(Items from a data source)
__________
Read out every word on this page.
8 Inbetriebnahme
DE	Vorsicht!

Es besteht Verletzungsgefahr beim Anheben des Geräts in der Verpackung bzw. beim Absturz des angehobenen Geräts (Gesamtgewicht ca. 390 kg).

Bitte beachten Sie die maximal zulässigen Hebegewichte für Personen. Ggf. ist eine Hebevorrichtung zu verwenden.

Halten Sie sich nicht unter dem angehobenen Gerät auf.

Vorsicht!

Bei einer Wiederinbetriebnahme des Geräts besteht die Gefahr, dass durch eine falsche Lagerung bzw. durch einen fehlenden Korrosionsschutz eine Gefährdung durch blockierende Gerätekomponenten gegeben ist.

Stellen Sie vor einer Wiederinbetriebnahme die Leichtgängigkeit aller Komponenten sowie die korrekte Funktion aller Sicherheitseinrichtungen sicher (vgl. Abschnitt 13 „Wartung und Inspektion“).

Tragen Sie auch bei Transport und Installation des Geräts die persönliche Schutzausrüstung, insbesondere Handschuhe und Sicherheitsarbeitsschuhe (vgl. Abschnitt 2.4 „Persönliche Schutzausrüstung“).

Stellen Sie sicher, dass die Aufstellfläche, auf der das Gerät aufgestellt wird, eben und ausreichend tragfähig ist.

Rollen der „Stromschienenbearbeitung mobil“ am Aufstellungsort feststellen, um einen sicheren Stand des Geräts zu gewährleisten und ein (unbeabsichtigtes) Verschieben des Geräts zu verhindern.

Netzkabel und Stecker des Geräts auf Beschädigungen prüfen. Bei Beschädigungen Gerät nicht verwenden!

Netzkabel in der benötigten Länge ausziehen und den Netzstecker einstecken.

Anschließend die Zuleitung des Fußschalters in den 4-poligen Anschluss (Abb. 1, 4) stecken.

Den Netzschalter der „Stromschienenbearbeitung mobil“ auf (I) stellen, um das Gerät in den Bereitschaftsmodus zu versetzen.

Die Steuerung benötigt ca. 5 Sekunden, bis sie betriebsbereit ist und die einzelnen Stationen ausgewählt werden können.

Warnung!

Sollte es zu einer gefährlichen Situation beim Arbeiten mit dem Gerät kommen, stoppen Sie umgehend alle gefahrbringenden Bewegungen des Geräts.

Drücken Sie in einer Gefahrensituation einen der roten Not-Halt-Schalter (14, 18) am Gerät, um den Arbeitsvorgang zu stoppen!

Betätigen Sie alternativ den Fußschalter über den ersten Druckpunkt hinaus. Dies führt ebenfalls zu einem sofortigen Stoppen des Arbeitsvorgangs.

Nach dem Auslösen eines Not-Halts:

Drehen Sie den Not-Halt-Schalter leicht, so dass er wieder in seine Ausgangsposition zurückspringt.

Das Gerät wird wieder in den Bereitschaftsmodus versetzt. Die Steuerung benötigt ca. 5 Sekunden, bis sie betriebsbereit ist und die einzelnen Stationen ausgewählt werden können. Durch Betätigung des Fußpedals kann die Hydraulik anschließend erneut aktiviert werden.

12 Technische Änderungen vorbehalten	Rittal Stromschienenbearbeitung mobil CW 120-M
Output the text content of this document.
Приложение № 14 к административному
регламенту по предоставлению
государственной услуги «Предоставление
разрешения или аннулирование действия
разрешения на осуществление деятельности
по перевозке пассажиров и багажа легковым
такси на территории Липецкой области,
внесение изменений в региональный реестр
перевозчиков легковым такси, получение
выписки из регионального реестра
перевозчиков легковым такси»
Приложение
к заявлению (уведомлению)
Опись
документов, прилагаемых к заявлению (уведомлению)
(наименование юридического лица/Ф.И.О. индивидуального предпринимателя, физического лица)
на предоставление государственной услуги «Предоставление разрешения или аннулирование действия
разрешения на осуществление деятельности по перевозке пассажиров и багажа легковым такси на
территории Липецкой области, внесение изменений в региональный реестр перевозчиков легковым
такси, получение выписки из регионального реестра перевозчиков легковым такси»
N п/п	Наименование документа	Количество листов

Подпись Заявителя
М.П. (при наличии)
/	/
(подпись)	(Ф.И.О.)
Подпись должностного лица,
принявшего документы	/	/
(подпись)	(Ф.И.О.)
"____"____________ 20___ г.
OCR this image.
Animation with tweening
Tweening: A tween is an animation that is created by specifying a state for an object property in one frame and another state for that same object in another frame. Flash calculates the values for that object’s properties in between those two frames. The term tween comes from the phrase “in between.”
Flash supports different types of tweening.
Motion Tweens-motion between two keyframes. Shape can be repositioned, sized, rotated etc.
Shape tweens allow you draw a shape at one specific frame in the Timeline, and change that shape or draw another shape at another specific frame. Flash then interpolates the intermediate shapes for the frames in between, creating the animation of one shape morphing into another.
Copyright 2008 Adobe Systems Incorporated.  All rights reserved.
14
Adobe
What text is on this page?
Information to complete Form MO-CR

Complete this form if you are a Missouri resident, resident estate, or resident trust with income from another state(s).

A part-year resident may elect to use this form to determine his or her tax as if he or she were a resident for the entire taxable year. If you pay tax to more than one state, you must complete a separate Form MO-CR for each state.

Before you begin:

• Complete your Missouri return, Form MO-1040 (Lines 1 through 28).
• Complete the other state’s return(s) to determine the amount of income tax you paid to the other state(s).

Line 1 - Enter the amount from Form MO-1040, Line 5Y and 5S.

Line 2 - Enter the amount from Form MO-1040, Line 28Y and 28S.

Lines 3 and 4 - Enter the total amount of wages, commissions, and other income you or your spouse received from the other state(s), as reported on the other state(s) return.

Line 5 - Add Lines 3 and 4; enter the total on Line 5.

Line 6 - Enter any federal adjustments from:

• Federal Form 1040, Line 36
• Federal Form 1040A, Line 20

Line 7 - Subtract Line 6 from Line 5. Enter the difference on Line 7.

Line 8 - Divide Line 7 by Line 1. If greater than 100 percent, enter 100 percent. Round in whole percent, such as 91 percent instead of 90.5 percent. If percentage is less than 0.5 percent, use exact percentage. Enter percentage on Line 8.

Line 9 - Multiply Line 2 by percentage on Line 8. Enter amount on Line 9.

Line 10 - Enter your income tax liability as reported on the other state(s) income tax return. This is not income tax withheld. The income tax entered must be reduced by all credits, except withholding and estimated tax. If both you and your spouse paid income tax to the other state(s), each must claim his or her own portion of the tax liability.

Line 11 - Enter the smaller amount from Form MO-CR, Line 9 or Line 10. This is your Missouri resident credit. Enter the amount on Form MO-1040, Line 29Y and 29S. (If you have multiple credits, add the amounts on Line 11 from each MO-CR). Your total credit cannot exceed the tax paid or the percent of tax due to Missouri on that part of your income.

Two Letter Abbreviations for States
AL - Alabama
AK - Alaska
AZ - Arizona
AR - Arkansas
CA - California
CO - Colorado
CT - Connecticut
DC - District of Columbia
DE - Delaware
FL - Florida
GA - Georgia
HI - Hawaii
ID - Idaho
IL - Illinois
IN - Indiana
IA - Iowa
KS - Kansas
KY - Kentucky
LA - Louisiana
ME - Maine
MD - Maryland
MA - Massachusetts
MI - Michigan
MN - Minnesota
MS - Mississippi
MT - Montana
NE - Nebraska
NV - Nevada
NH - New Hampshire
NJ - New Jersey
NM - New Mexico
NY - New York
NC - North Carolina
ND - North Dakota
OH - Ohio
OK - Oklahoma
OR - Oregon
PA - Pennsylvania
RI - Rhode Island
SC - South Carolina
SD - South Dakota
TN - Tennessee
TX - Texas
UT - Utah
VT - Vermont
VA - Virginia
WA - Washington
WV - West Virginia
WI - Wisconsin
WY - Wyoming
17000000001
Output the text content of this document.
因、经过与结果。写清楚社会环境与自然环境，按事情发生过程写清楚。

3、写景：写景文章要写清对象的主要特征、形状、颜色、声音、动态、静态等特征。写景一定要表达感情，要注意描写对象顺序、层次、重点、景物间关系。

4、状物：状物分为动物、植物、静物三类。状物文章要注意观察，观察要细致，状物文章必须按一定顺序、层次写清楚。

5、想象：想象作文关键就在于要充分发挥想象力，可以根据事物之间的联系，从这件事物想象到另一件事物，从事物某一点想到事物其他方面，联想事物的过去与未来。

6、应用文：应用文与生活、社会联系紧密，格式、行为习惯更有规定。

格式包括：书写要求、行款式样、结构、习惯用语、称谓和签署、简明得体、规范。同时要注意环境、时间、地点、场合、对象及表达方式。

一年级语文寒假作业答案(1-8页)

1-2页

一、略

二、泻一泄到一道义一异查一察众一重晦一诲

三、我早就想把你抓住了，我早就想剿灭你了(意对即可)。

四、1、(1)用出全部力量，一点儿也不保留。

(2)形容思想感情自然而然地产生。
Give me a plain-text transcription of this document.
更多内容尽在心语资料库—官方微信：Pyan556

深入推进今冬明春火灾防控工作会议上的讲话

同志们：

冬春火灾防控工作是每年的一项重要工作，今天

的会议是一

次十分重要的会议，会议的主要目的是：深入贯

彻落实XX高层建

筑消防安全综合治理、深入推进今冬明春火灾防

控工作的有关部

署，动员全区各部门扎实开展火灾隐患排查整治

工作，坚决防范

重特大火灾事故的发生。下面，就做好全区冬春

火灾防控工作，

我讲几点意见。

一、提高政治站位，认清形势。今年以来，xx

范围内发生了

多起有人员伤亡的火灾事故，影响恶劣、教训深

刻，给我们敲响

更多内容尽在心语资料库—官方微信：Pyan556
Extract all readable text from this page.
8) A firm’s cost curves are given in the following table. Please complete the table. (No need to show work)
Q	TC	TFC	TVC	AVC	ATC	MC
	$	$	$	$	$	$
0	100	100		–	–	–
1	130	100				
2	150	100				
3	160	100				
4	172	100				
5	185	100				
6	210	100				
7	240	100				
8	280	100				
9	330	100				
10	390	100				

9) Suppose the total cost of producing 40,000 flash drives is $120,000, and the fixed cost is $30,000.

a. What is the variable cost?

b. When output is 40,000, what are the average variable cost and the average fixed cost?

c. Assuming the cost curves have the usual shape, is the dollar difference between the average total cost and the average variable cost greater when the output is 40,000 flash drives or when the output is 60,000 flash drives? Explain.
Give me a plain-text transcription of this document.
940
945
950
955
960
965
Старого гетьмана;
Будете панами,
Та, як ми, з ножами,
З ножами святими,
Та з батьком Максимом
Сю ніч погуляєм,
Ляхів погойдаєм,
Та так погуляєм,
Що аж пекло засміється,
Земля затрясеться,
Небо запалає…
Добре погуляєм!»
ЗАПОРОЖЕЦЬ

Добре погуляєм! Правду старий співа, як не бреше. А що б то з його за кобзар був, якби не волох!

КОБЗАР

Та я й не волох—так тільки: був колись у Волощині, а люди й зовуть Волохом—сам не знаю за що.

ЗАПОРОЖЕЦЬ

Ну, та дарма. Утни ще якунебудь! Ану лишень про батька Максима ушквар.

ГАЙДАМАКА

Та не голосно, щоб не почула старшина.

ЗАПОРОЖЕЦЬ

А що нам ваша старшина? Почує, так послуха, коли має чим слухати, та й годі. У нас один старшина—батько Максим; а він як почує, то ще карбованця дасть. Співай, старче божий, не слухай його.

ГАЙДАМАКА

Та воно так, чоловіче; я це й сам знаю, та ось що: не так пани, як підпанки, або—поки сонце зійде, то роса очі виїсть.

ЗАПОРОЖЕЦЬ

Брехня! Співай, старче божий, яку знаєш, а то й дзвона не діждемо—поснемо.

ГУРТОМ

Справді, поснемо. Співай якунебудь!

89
__________
# Task:
Scan the lines above for "реестра", then copy every one that has it.

# Finished exercise:
выписки из регионального реестра
такси, получение выписки из регионального реестра перевозчиков легковым такси»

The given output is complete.